**** Provided material

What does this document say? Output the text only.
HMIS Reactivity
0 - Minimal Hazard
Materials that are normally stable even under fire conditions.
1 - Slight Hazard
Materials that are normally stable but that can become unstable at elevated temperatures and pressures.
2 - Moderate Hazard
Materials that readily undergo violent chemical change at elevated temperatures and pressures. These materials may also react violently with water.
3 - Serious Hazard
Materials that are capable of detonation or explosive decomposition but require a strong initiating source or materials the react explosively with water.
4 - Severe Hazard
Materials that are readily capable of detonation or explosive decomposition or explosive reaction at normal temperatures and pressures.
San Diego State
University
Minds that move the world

********

■ Exercise directions:
Repeat all of the records above exactly as they appear.

■ Right answer:
What does this document say? Output the text only.
HMIS Reactivity
0 - Minimal Hazard
Materials that are normally stable even under fire conditions.
1 - Slight Hazard
Materials that are normally stable but that can become unstable at elevated temperatures and pressures.
2 - Moderate Hazard
Materials that readily undergo violent chemical change at elevated temperatures and pressures. These materials may also react violently with water.
3 - Serious Hazard
Materials that are capable of detonation or explosive decomposition but require a strong initiating source or materials the react explosively with water.
4 - Severe Hazard
Materials that are readily capable of detonation or explosive decomposition or explosive reaction at normal temperatures and pressures.
San Diego State
University
Minds that move the world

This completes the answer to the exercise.